* _INSTRUCCIÓN ESCRITA_:
Convierte todos los registros en una tabla Markdown con dos columnas, «Número» y «Línea», y omite las líneas en blanco. Cada fila debe llevar su número correlativo y el texto de una línea.
▼
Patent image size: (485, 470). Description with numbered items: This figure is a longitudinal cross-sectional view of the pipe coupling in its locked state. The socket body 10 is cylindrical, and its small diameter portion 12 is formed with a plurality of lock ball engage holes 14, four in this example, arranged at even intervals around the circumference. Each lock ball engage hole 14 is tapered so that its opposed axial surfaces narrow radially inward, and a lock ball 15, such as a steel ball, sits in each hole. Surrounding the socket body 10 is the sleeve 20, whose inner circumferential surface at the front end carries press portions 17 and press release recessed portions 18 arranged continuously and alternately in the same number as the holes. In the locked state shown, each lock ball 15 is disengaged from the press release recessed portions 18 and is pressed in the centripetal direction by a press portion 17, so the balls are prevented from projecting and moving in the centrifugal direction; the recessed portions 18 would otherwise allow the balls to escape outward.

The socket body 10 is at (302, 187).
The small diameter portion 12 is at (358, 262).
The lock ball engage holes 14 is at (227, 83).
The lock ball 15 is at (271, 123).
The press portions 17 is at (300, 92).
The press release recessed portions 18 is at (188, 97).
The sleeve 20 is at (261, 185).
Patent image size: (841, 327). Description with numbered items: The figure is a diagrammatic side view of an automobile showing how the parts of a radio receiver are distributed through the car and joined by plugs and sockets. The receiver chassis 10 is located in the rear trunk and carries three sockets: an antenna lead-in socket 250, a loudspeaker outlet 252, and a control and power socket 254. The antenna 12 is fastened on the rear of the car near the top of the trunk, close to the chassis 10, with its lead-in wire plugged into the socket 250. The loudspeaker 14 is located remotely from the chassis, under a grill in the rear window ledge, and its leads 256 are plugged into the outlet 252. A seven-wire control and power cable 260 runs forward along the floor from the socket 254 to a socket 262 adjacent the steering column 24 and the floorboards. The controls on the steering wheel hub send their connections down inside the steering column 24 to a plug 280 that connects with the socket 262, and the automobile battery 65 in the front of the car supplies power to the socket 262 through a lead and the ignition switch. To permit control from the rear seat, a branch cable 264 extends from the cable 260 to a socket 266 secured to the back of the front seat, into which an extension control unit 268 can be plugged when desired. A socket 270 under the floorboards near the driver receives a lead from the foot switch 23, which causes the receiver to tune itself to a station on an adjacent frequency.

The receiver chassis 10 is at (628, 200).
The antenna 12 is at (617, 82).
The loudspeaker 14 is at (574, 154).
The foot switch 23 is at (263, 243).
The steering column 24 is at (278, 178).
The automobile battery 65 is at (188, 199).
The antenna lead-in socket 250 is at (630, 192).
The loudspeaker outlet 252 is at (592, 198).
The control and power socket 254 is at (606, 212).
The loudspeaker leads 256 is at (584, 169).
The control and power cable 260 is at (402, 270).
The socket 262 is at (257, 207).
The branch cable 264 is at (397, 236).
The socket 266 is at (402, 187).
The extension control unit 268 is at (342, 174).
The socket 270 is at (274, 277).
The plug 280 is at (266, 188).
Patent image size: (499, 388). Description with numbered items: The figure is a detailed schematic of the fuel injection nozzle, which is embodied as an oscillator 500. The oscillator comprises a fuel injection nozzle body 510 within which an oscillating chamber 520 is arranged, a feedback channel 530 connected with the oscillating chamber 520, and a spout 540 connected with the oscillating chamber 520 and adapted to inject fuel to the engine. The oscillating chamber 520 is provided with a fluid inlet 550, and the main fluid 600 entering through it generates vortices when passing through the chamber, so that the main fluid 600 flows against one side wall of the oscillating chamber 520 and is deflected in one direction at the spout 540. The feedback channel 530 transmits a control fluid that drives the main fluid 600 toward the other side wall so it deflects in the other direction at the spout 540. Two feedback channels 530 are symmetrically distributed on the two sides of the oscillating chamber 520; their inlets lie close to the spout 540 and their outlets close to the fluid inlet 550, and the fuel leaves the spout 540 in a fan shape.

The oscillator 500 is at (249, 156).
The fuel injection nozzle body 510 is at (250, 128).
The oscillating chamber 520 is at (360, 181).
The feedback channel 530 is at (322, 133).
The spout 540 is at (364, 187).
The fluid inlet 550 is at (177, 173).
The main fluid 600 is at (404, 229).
▲
* _SOLUCIÓN DEL EJERCICIO_:
| Número | Línea |
|---|---|
| 1 | Patent image size: (485, 470). Description with numbered items: This figure is a longitudinal cross-sectional view of the pipe coupling in its locked state. The socket body 10 is cylindrical, and its small diameter portion 12 is formed with a plurality of lock ball engage holes 14, four in this example, arranged at even intervals around the circumference. Each lock ball engage hole 14 is tapered so that its opposed axial surfaces narrow radially inward, and a lock ball 15, such as a steel ball, sits in each hole. Surrounding the socket body 10 is the sleeve 20, whose inner circumferential surface at the front end carries press portions 17 and press release recessed portions 18 arranged continuously and alternately in the same number as the holes. In the locked state shown, each lock ball 15 is disengaged from the press release recessed portions 18 and is pressed in the centripetal direction by a press portion 17, so the balls are prevented from projecting and moving in the centrifugal direction; the recessed portions 18 would otherwise allow the balls to escape outward. |
| 2 | The socket body 10 is at (302, 187). |
| 3 | The small diameter portion 12 is at (358, 262). |
| 4 | The lock ball engage holes 14 is at (227, 83). |
| 5 | The lock ball 15 is at (271, 123). |
| 6 | The press portions 17 is at (300, 92). |
| 7 | The press release recessed portions 18 is at (188, 97). |
| 8 | The sleeve 20 is at (261, 185). |
| 9 | Patent image size: (841, 327). Description with numbered items: The figure is a diagrammatic side view of an automobile showing how the parts of a radio receiver are distributed through the car and joined by plugs and sockets. The receiver chassis 10 is located in the rear trunk and carries three sockets: an antenna lead-in socket 250, a loudspeaker outlet 252, and a control and power socket 254. The antenna 12 is fastened on the rear of the car near the top of the trunk, close to the chassis 10, with its lead-in wire plugged into the socket 250. The loudspeaker 14 is located remotely from the chassis, under a grill in the rear window ledge, and its leads 256 are plugged into the outlet 252. A seven-wire control and power cable 260 runs forward along the floor from the socket 254 to a socket 262 adjacent the steering column 24 and the floorboards. The controls on the steering wheel hub send their connections down inside the steering column 24 to a plug 280 that connects with the socket 262, and the automobile battery 65 in the front of the car supplies power to the socket 262 through a lead and the ignition switch. To permit control from the rear seat, a branch cable 264 extends from the cable 260 to a socket 266 secured to the back of the front seat, into which an extension control unit 268 can be plugged when desired. A socket 270 under the floorboards near the driver receives a lead from the foot switch 23, which causes the receiver to tune itself to a station on an adjacent frequency. |
| 10 | The receiver chassis 10 is at (628, 200). |
| 11 | The antenna 12 is at (617, 82). |
| 12 | The loudspeaker 14 is at (574, 154). |
| 13 | The foot switch 23 is at (263, 243). |
| 14 | The steering column 24 is at (278, 178). |
| 15 | The automobile battery 65 is at (188, 199). |
| 16 | The antenna lead-in socket 250 is at (630, 192). |
| 17 | The loudspeaker outlet 252 is at (592, 198). |
| 18 | The control and power socket 254 is at (606, 212). |
| 19 | The loudspeaker leads 256 is at (584, 169). |
| 20 | The control and power cable 260 is at (402, 270). |
| 21 | The socket 262 is at (257, 207). |
| 22 | The branch cable 264 is at (397, 236). |
| 23 | The socket 266 is at (402, 187). |
| 24 | The extension control unit 268 is at (342, 174). |
| 25 | The socket 270 is at (274, 277). |
| 26 | The plug 280 is at (266, 188). |
| 27 | Patent image size: (499, 388). Description with numbered items: The figure is a detailed schematic of the fuel injection nozzle, which is embodied as an oscillator 500. The oscillator comprises a fuel injection nozzle body 510 within which an oscillating chamber 520 is arranged, a feedback channel 530 connected with the oscillating chamber 520, and a spout 540 connected with the oscillating chamber 520 and adapted to inject fuel to the engine. The oscillating chamber 520 is provided with a fluid inlet 550, and the main fluid 600 entering through it generates vortices when passing through the chamber, so that the main fluid 600 flows against one side wall of the oscillating chamber 520 and is deflected in one direction at the spout 540. The feedback channel 530 transmits a control fluid that drives the main fluid 600 toward the other side wall so it deflects in the other direction at the spout 540. Two feedback channels 530 are symmetrically distributed on the two sides of the oscillating chamber 520; their inlets lie close to the spout 540 and their outlets close to the fluid inlet 550, and the fuel leaves the spout 540 in a fan shape. |
| 28 | The oscillator 500 is at (249, 156). |
| 29 | The fuel injection nozzle body 510 is at (250, 128). |
| 30 | The oscillating chamber 520 is at (360, 181). |
| 31 | The feedback channel 530 is at (322, 133). |
| 32 | The spout 540 is at (364, 187). |
| 33 | The fluid inlet 550 is at (177, 173). |
| 34 | The main fluid 600 is at (404, 229). |